[Dataset entries]
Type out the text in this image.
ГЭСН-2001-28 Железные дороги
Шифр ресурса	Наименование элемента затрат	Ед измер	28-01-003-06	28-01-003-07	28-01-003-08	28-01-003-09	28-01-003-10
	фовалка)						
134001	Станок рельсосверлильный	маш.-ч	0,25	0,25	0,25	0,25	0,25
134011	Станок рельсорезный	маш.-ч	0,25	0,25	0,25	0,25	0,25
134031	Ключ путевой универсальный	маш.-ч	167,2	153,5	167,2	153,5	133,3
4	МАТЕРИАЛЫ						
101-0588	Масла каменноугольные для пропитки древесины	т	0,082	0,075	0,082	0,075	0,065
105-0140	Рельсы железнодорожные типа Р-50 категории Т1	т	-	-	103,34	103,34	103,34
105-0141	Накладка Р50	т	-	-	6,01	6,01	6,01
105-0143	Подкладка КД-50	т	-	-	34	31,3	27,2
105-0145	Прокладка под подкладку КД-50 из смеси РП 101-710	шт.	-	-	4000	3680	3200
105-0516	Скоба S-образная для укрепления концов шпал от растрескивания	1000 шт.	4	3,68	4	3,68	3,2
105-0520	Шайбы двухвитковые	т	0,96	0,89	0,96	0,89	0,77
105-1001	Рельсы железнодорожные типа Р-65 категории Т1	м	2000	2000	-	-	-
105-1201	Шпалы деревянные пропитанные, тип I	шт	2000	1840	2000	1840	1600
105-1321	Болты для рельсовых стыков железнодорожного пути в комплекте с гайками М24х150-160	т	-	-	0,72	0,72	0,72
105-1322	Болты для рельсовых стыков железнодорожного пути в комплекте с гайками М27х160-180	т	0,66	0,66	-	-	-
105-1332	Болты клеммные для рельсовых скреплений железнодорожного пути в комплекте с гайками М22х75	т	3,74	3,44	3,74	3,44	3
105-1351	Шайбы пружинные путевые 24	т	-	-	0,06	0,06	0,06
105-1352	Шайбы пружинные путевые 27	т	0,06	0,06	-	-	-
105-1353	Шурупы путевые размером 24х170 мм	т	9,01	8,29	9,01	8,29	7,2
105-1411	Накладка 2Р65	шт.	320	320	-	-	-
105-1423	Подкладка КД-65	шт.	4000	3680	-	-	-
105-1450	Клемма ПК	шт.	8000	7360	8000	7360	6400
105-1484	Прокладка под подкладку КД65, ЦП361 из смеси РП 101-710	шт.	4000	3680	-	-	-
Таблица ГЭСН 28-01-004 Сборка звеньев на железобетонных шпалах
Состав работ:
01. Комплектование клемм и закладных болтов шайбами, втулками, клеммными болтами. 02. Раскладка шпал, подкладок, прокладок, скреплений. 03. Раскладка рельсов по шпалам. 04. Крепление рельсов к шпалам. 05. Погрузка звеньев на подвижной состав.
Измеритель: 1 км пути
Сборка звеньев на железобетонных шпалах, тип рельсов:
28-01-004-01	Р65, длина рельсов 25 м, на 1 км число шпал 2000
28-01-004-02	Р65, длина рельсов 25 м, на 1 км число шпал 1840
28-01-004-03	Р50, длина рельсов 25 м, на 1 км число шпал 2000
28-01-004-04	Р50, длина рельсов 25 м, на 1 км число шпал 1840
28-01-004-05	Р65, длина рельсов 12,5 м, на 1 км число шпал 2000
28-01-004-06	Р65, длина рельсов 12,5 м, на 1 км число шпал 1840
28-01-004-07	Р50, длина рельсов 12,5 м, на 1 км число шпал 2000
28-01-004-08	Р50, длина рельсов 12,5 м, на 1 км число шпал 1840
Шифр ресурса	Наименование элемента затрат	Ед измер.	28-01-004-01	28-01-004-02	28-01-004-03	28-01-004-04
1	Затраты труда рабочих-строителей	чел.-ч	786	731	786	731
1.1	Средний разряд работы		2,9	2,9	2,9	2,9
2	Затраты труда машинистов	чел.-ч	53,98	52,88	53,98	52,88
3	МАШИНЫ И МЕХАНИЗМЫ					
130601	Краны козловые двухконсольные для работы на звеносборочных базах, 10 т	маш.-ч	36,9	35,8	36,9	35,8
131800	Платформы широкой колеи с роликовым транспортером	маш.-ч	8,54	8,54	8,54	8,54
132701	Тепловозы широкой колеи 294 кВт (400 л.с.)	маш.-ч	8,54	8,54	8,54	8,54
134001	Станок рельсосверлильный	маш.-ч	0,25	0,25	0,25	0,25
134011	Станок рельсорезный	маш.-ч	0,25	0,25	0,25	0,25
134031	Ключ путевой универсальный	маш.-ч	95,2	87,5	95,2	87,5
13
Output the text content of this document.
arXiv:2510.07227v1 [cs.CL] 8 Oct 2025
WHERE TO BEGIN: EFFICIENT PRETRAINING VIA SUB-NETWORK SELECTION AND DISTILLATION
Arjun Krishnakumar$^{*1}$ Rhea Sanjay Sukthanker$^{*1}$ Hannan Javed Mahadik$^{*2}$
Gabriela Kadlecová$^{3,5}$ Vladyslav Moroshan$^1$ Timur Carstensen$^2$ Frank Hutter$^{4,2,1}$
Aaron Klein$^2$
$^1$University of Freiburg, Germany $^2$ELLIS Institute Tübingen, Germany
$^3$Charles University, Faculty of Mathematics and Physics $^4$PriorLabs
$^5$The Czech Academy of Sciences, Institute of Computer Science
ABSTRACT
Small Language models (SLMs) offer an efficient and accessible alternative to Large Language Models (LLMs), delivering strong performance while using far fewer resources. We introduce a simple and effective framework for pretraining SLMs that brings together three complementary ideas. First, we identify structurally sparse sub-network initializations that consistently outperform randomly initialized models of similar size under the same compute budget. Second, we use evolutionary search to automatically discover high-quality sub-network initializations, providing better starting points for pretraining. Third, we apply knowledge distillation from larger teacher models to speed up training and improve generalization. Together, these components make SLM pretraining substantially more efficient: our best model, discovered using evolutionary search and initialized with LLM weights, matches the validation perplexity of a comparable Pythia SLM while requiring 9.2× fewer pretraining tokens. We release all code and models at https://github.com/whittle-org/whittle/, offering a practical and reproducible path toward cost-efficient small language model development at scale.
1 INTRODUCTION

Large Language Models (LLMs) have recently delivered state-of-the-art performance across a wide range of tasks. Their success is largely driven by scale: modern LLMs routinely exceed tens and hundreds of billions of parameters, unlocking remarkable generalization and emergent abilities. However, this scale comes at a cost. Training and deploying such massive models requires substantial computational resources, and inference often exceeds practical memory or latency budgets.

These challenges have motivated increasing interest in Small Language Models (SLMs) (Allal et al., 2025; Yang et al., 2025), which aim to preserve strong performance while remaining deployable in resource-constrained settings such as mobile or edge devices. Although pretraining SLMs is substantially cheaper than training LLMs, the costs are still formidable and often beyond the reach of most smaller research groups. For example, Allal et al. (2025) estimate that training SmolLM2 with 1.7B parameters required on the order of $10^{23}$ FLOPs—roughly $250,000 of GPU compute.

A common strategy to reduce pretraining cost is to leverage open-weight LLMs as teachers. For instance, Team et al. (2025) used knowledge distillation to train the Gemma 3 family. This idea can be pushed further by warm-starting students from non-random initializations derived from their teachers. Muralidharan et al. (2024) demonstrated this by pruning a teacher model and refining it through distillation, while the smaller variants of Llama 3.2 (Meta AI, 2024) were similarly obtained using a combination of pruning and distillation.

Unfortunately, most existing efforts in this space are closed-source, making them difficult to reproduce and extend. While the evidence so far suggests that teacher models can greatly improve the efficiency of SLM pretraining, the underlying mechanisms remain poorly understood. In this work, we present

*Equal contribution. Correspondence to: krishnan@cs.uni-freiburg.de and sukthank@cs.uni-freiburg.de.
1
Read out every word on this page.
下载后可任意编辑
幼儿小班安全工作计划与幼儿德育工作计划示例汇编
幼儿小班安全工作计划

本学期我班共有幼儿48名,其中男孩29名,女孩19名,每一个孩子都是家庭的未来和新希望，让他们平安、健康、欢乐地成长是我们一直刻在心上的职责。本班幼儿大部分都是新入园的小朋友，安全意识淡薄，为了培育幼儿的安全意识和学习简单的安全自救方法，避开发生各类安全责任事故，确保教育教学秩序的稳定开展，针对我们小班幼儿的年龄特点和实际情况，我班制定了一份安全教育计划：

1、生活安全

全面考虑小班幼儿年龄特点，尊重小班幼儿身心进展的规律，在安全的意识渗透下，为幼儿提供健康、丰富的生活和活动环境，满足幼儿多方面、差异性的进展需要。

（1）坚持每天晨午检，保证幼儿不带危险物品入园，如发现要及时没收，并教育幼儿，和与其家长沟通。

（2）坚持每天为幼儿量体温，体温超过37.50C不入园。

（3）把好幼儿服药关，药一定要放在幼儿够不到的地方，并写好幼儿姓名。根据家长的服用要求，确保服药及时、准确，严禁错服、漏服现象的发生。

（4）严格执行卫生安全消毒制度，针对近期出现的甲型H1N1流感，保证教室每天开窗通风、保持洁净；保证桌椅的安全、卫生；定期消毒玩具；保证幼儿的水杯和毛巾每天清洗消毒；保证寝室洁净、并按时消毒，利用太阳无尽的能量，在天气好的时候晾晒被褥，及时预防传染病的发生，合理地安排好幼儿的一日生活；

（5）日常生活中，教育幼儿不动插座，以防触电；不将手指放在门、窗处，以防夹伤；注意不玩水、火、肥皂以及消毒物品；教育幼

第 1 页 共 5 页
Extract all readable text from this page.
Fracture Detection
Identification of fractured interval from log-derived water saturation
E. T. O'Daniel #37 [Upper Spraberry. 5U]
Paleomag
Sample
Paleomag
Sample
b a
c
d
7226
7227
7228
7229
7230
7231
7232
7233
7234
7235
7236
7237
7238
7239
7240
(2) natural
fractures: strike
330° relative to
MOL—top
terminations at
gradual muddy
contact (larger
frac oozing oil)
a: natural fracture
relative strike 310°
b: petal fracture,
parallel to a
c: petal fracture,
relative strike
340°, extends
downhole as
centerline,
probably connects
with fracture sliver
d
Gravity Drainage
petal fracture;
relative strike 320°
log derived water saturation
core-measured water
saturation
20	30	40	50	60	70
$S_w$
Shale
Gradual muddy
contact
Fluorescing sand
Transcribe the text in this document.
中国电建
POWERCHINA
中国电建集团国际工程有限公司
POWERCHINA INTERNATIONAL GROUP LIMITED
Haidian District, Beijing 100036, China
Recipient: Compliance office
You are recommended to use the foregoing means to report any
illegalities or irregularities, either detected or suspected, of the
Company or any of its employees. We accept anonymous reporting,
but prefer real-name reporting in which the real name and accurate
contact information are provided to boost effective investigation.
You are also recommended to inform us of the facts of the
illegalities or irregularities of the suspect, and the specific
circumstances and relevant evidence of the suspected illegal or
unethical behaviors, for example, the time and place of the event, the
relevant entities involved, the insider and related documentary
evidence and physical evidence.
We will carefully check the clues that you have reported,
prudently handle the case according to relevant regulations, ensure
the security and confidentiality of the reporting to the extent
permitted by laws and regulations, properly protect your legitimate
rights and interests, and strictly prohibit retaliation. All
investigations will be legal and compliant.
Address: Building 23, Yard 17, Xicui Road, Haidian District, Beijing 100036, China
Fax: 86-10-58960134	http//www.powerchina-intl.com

### GIVEN REQUEST
Within the listing above, find every line containing the string "пружинные" and return it.

### RESULT BELOW
105-1351	Шайбы пружинные путевые 24	т	-	-	0,06	0,06	0,06
105-1352	Шайбы пружинные путевые 27	т	0,06	0,06	-	-	-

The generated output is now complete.